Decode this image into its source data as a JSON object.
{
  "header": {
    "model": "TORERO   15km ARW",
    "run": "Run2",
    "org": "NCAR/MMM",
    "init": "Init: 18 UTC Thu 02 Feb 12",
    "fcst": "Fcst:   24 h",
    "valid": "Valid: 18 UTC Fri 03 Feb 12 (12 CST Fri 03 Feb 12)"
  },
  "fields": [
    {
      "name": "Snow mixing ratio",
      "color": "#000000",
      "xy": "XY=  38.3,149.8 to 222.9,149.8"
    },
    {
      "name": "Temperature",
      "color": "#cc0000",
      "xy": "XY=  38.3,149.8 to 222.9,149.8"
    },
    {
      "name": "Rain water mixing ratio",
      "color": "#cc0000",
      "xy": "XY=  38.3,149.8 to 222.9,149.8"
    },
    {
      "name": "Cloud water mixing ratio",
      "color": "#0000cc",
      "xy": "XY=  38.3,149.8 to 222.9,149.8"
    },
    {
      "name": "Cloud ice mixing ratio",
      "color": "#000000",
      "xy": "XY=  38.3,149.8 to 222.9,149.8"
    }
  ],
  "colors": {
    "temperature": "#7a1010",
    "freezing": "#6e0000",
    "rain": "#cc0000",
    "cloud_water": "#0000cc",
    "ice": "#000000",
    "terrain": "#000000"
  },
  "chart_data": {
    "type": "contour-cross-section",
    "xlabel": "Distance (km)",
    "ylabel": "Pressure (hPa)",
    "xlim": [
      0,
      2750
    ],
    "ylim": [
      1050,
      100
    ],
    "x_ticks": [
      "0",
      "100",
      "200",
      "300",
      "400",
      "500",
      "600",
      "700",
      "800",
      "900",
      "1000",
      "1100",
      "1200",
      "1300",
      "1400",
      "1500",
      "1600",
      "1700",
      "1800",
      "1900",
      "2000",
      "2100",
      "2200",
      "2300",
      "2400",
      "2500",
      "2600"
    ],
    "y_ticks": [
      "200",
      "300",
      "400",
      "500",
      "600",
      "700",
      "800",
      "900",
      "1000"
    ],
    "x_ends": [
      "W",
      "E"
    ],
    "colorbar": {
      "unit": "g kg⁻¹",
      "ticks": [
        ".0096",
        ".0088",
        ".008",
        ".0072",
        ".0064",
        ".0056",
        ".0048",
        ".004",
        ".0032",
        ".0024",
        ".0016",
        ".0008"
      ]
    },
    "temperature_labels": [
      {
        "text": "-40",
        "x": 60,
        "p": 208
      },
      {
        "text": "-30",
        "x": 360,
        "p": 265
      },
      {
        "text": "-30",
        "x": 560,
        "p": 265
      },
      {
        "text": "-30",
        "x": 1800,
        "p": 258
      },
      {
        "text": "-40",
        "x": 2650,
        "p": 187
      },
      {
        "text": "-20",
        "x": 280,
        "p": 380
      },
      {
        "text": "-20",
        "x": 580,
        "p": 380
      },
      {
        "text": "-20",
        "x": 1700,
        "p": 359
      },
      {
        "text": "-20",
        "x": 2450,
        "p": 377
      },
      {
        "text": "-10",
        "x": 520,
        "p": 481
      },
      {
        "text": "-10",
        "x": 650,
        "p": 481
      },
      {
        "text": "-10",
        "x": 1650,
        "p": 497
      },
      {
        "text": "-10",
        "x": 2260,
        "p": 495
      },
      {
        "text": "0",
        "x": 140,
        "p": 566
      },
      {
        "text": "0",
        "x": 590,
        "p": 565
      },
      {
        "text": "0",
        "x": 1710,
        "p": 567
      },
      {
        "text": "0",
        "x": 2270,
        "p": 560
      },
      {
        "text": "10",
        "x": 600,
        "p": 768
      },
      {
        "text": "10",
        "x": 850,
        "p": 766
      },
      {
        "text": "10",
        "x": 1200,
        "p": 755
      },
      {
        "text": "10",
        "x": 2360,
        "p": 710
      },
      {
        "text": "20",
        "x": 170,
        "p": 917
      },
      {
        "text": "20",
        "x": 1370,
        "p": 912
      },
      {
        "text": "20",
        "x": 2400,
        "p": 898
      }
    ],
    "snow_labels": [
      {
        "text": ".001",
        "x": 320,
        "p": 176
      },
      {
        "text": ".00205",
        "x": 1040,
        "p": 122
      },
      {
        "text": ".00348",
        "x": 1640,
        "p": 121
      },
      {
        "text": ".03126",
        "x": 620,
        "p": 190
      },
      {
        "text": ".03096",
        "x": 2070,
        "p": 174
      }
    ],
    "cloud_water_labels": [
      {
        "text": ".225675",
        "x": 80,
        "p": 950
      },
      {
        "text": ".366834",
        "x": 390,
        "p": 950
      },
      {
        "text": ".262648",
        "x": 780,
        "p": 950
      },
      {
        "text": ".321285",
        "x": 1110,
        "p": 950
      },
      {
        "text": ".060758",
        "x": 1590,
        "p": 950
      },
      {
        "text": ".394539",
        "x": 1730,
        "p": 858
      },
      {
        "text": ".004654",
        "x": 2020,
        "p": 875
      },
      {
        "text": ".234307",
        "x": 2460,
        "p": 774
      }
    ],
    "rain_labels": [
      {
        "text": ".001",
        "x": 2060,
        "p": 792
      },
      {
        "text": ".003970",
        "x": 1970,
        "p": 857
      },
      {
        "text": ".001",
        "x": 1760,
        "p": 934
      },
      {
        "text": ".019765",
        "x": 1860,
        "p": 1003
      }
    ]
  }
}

---

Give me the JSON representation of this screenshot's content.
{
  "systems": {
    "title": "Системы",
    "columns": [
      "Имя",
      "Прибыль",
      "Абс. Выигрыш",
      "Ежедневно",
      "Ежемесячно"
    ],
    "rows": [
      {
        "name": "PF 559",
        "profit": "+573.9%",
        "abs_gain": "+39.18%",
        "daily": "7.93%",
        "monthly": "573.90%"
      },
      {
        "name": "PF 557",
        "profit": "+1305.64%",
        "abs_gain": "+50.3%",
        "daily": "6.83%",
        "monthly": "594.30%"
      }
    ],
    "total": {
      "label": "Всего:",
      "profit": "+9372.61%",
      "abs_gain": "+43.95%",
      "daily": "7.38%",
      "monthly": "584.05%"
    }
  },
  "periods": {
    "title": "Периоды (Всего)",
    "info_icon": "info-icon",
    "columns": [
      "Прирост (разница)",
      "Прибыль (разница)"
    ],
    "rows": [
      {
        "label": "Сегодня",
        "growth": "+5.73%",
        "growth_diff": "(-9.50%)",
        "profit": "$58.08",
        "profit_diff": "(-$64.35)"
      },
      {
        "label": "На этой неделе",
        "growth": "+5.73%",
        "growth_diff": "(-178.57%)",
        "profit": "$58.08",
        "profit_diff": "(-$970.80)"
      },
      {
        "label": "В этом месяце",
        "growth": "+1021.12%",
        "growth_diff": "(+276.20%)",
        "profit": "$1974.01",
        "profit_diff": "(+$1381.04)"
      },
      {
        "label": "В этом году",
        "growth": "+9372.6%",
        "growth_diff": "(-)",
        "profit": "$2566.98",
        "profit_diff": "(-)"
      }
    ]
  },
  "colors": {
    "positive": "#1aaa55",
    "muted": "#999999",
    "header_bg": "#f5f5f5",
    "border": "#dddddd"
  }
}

### What the exercise asks
Pick each line holding the word "monthly" out of the data and copy it.

### Written response
        "monthly": "573.90%"
        "monthly": "594.30%"
      "monthly": "584.05%"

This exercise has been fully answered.